▶ [ФРАГМЕНТ СТРАНИЦЫ]
Классный журнал

02 мая 2021 16:30
Будет много гумуса, стихов и льда. Это шеф-редактор «РП» Игорь Мартынов отправляется в тот Воронеж, где с 1935 года провел три года в ссылке Осип Мандельштам и написал «Воронежские тетради». Тогда столкнулись две нормы: норма сталинских репрессий и творческая норма поэта. Ну и чья взяла?



А вот и земля. Черная земля. И тем чернее, что после сотен верст и дней непререкаемой, неплодотворной белизны.

 

В этом марте снежный саван и есть саван, без метафорических поблажек.

 

Негры на плантациях зимы, не справились мы с хлопком снегопада. Завалило, занесло.
 

В этом марте и речи нет об оттепели. Но чернозем пробился, проступил — за той развилкой, где правая ходуля трассы уводит на Мценск, а на Воронеж надо взять левее. Богатый гумусом, с высоким содержанием бактерий и органики, напоминающий, хотя бы косвенно, что жизнь еще маленько теплится и, возможно, грачи прилетят и затеется какая-никакая пахота. Я вышел к нему из машины, практически поклонился в пояс, разминая затекшую сидячим образом поясницу: «Ну, здравствуй, чернозем, будь мужествен, глазаст… Черноречивое молчание в работе». Поздоровался я с черноземом Мандельштамом.

Чернозем еще чернее почернел, с небеспочвенным укором: а что ж ты раньше-то глаз не казал, не навестил опального и ссыльного поэта? Все по Флоренциям, по тем «всечеловеческим холмам, яснеющим в Тоскане»? О, как особенно они яснели на перевале, у акведука, по пути из Флоренции в Равенну, туда, где в тесном мавзолее укрыт от флорентийцев прах того, с кем велись божественные разговоры. А потому не ехал я в Воронеж, Осип Эмильевич, что от своей свободы передвижения испытывал неловкость на фоне Вашей подневольности, тяготился неограниченностью дней своих противу Ваших дней сочтенных — три года воронежской ссылки, чтоб потом 1938-й, зэковская могила, общак.

 

Но теперь у нас так сгустился амбьянс, что, кажется, мы с Вами поравнялись. И я не только про карантин, про закрытые в края Алигьери железные занавесы, не только про камеры с распознаванием лиц во всяком турникете… Я про то, что на плечи кидается век-волкодав, и, твитнув «мы живем под собою не чуя страны», можно нарваться пусть пока еще не на этап, но на штраф в необъятном размере и на «славных ребят из железных ворот ГПУ», которые славнеют день ото дня.

 

Путь к молодым холмам Воронежа пролег через Тоскану, в обратном направлении: с вечностью мы уже пообщались. Пришла пора познать шум времени.

▶ [ПРЕДОСТАВЛЕННЫЕ ЗАПИСИ]

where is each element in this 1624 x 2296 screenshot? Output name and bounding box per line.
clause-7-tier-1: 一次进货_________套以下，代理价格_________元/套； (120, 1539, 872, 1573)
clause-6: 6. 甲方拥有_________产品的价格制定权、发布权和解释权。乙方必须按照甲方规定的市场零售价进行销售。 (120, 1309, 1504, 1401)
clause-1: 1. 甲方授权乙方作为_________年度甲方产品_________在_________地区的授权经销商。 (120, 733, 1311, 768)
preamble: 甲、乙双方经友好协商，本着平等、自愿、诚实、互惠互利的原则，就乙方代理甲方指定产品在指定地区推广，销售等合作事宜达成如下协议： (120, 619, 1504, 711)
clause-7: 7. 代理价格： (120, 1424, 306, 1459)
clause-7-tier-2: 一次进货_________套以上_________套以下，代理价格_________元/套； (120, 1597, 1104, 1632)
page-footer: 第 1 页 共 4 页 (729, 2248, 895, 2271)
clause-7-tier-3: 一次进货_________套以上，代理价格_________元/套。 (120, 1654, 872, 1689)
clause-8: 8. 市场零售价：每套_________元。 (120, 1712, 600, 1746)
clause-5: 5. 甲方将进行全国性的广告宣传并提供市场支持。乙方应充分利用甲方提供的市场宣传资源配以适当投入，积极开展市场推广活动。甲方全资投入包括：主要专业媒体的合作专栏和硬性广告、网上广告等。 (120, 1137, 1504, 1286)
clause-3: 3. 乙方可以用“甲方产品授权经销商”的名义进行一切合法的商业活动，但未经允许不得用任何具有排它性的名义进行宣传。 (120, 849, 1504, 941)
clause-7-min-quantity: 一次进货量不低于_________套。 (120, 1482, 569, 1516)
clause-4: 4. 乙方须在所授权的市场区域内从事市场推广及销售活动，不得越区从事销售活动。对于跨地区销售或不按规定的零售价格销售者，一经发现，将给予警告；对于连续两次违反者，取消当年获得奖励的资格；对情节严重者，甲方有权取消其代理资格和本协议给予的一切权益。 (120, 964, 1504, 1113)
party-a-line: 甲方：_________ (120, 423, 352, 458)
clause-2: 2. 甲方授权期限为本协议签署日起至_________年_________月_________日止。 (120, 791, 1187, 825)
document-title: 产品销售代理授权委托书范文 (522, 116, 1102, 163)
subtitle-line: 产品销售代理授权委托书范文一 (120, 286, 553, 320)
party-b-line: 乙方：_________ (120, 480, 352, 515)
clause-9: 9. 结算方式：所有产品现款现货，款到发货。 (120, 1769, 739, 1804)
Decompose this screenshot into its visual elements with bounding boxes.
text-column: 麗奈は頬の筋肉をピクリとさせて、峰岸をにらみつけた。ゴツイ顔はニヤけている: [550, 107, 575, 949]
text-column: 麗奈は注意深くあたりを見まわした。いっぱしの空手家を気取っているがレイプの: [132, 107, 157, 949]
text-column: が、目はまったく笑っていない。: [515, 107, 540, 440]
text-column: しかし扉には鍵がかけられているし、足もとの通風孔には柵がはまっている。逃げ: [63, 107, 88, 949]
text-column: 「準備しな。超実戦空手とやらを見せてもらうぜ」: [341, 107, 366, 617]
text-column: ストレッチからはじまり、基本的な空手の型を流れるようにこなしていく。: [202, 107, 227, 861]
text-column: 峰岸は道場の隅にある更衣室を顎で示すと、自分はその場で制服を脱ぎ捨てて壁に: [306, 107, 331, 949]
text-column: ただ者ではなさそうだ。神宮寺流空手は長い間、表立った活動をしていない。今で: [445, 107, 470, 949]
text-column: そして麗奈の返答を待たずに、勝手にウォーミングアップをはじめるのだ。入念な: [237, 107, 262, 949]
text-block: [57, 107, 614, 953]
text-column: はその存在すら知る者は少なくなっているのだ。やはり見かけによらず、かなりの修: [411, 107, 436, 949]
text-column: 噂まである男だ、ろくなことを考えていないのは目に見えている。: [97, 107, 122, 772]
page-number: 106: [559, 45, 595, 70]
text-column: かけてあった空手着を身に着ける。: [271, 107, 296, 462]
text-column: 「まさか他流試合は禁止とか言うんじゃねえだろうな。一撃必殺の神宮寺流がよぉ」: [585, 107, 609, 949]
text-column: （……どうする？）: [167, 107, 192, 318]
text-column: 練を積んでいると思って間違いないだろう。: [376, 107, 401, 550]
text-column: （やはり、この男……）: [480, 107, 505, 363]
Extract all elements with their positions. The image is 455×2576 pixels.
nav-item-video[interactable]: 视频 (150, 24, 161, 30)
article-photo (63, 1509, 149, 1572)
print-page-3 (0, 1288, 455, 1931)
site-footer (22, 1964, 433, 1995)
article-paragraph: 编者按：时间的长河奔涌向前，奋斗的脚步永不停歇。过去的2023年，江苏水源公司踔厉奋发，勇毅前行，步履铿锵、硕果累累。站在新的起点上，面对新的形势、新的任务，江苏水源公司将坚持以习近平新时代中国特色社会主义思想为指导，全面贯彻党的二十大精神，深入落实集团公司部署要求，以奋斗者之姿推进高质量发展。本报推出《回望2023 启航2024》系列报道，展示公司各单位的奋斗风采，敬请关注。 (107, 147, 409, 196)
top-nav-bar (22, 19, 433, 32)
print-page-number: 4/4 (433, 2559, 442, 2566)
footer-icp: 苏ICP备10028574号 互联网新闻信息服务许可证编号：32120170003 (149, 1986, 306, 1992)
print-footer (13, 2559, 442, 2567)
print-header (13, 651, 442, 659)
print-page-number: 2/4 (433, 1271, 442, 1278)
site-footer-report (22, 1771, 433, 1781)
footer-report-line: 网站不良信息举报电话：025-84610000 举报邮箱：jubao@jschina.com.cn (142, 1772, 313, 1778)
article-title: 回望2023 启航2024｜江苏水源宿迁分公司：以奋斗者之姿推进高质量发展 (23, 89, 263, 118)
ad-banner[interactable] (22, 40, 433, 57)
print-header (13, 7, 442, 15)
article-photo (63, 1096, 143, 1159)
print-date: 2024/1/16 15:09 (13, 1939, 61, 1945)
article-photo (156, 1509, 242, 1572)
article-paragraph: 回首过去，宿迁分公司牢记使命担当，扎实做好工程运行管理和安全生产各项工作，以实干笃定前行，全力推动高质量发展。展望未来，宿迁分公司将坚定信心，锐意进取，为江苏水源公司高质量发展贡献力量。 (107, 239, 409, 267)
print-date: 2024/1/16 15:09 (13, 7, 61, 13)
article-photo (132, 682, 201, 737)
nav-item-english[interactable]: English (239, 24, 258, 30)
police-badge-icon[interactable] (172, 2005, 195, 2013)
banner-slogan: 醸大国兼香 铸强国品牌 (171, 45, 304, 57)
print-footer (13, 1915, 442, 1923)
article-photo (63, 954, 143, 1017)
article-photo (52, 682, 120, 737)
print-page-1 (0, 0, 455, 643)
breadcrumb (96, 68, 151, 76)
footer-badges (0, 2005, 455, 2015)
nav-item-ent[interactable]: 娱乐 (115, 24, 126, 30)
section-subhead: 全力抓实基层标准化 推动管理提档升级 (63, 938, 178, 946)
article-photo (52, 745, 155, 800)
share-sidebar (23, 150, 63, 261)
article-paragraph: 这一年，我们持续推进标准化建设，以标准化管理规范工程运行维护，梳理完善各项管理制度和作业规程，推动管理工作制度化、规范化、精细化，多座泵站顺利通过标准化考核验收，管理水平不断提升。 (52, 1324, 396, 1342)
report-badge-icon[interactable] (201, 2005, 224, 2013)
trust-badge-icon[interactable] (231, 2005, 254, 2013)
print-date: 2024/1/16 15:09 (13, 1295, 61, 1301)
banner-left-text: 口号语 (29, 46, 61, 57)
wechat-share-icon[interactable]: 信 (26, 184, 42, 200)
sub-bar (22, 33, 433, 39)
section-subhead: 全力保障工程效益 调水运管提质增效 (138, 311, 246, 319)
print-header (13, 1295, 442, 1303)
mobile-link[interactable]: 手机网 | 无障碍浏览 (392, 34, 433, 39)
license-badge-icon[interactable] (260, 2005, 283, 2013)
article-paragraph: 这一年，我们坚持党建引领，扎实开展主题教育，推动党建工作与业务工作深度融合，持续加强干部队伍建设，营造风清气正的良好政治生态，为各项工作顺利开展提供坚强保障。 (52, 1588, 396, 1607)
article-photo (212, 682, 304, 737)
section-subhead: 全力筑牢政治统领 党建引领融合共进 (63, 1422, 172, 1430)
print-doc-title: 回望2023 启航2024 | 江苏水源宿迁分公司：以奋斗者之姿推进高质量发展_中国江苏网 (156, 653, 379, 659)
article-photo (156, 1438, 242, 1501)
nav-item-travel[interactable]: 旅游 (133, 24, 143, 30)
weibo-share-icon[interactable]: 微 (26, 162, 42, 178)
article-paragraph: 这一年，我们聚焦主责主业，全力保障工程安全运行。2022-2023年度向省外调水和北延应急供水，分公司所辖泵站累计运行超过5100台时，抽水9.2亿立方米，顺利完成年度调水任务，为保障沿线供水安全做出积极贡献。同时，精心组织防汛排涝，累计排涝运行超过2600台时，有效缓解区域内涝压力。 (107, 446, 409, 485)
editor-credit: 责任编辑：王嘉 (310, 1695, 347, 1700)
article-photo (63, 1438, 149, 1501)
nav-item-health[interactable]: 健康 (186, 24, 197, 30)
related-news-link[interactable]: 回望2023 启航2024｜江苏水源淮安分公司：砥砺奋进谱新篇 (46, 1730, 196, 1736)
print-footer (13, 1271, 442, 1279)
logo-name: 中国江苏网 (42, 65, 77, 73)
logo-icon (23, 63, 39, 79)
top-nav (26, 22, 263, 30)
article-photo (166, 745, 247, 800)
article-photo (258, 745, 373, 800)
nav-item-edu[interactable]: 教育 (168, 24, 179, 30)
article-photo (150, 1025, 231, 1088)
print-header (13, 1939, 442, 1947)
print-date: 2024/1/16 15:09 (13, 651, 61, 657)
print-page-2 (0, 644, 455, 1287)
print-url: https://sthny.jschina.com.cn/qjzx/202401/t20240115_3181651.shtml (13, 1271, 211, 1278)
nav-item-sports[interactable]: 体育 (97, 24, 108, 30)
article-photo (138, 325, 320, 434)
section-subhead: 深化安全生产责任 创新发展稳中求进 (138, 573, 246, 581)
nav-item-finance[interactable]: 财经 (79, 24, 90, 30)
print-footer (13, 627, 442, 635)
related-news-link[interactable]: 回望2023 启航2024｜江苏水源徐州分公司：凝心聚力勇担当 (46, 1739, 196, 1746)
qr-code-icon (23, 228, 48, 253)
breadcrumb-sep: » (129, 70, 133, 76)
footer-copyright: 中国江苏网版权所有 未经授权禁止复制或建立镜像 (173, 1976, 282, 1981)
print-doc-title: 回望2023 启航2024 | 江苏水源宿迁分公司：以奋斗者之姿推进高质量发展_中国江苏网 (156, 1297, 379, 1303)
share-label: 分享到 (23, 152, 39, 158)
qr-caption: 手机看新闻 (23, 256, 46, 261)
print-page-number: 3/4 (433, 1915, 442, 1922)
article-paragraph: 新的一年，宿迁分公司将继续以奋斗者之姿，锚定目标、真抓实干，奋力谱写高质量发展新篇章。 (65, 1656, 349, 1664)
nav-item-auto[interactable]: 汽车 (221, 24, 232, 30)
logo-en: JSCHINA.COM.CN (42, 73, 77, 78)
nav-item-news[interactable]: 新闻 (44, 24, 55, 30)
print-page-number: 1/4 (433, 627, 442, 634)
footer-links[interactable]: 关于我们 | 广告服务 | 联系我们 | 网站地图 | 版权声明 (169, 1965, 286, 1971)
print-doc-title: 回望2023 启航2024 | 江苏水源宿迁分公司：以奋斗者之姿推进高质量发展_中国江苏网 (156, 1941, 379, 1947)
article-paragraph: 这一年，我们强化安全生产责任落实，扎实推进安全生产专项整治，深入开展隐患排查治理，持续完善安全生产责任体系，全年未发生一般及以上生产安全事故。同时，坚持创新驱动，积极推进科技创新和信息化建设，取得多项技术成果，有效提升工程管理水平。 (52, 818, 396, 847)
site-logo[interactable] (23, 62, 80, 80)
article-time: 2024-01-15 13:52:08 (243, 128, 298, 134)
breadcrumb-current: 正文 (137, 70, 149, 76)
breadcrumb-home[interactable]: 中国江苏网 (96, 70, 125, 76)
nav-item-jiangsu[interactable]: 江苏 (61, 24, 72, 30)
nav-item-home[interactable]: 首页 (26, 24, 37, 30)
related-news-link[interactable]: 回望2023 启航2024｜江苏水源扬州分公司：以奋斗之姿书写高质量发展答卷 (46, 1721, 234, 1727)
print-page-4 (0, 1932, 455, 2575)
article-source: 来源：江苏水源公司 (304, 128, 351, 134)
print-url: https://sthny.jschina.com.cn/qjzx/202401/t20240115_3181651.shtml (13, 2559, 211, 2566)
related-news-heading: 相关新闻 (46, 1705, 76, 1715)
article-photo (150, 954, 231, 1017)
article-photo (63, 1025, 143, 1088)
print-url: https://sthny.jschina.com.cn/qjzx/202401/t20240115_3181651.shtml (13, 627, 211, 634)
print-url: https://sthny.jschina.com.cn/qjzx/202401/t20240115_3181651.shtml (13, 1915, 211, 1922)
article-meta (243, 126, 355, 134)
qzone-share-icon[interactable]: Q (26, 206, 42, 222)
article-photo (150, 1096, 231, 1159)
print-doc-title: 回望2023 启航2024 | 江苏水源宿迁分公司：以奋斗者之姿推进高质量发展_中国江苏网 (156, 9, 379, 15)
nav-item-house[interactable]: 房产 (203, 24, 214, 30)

▶ [УСЛОВИЕ ЗАДАНИЯ] Выпишите дословно из фрагмента страницы отрывок от слов «В этом марте снежный» до слов «снегопада. Завалило, занесло.». Эти записи взяты из другого источника.

▶ [ОТВЕТ К ЗАДАНИЮ]
В этом марте снежный саван и есть саван, без метафорических поблажек.

 

Негры на плантациях зимы, не справились мы с хлопком снегопада. Завалило, занесло.